(Stored items from a collection)
+ + +

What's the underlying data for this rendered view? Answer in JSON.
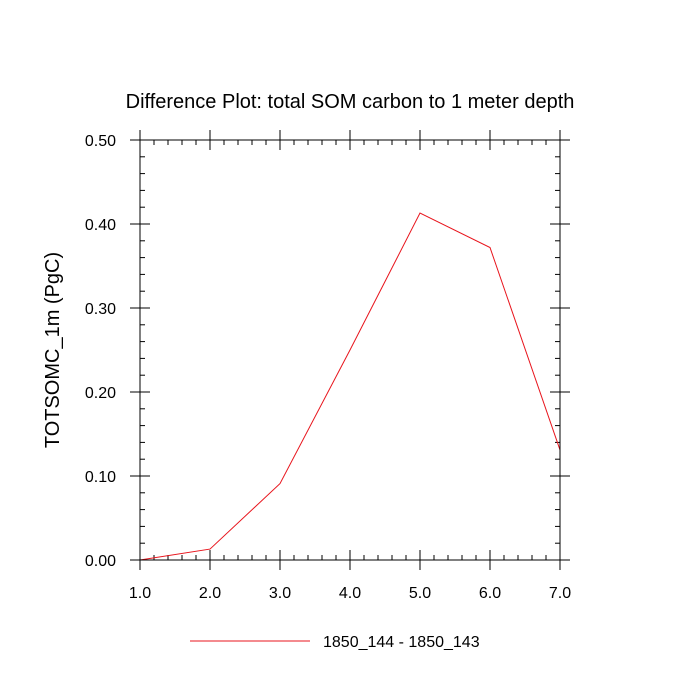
{
  "chart_data": {
    "type": "line",
    "title": "Difference Plot: total SOM carbon to 1 meter depth",
    "xlabel": "",
    "ylabel": "TOTSOMC_1m  (PgC)",
    "xlim": [
      1.0,
      7.0
    ],
    "ylim": [
      0.0,
      0.5
    ],
    "x_ticks": [
      "1.0",
      "2.0",
      "3.0",
      "4.0",
      "5.0",
      "6.0",
      "7.0"
    ],
    "y_ticks": [
      "0.00",
      "0.10",
      "0.20",
      "0.30",
      "0.40",
      "0.50"
    ],
    "x_tick_values": [
      1,
      2,
      3,
      4,
      5,
      6,
      7
    ],
    "y_tick_values": [
      0.0,
      0.1,
      0.2,
      0.3,
      0.4,
      0.5
    ],
    "grid": false,
    "legend_position": "bottom-center",
    "series": [
      {
        "name": "1850_144 - 1850_143",
        "color": "#e8141c",
        "x": [
          1,
          2,
          3,
          4,
          5,
          6,
          7
        ],
        "values": [
          0.0,
          0.013,
          0.091,
          0.25,
          0.413,
          0.372,
          0.131
        ]
      }
    ]
  }
}
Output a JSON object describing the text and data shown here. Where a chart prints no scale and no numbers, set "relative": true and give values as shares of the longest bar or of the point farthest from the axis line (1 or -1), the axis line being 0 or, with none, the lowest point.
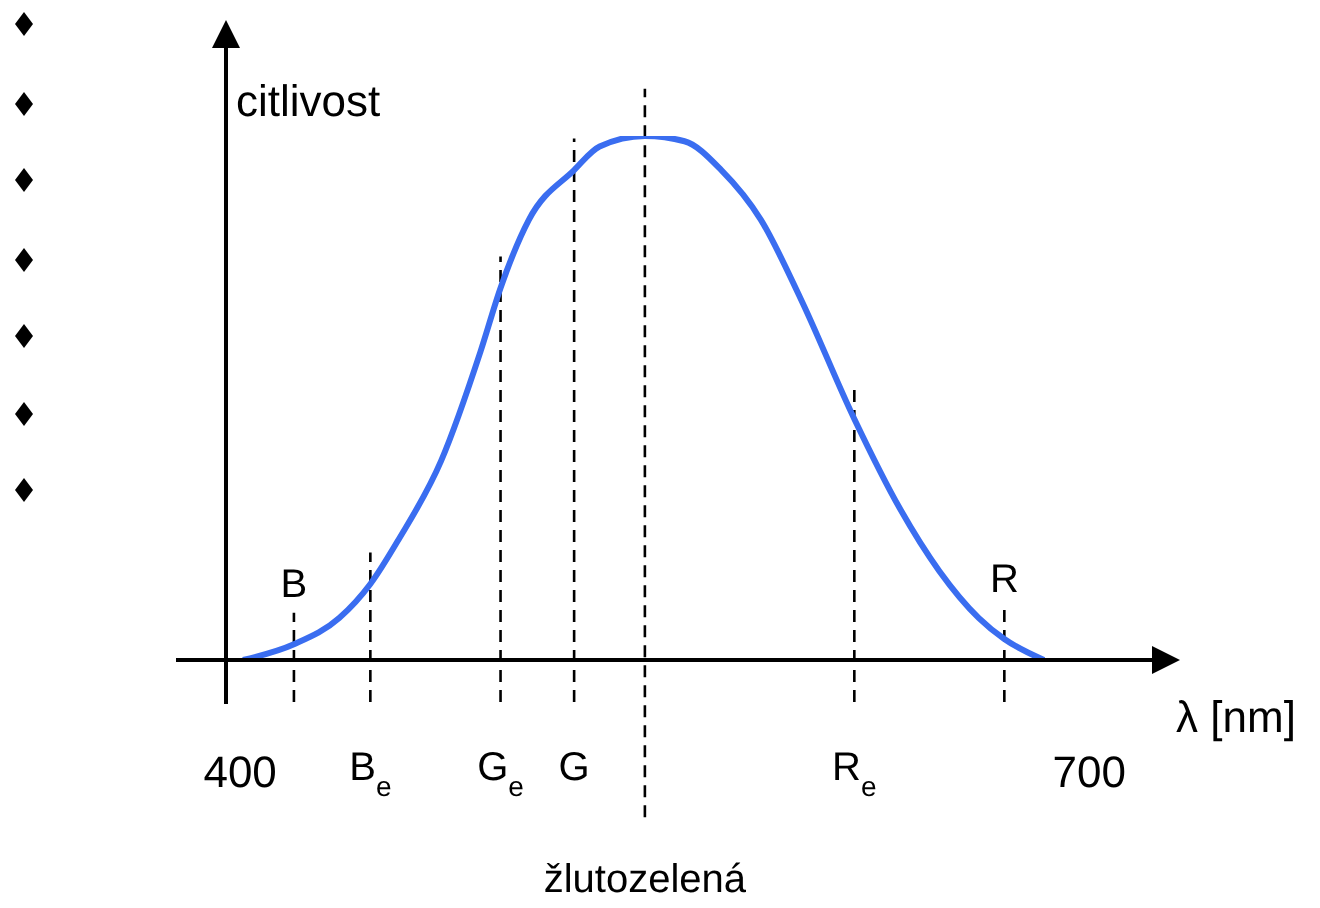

+ + +

» **Request**
Make an exact copy of the whole listing, but don't bring over any pictures.

» **Expected answer**
What's the underlying data for this rendered view? Answer in JSON.
{
  "chart_data": {
    "type": "line",
    "title": "Difference Plot: total SOM carbon to 1 meter depth",
    "xlabel": "",
    "ylabel": "TOTSOMC_1m  (PgC)",
    "xlim": [
      1.0,
      7.0
    ],
    "ylim": [
      0.0,
      0.5
    ],
    "x_ticks": [
      "1.0",
      "2.0",
      "3.0",
      "4.0",
      "5.0",
      "6.0",
      "7.0"
    ],
    "y_ticks": [
      "0.00",
      "0.10",
      "0.20",
      "0.30",
      "0.40",
      "0.50"
    ],
    "x_tick_values": [
      1,
      2,
      3,
      4,
      5,
      6,
      7
    ],
    "y_tick_values": [
      0.0,
      0.1,
      0.2,
      0.3,
      0.4,
      0.5
    ],
    "grid": false,
    "legend_position": "bottom-center",
    "series": [
      {
        "name": "1850_144 - 1850_143",
        "color": "#e8141c",
        "x": [
          1,
          2,
          3,
          4,
          5,
          6,
          7
        ],
        "values": [
          0.0,
          0.013,
          0.091,
          0.25,
          0.413,
          0.372,
          0.131
        ]
      }
    ]
  }
}
Output a JSON object describing the text and data shown here. Where a chart prints no scale and no numbers, set "relative": true and give values as shares of the longest bar or of the point farthest from the axis line (1 or -1), the axis line being 0 or, with none, the lowest point.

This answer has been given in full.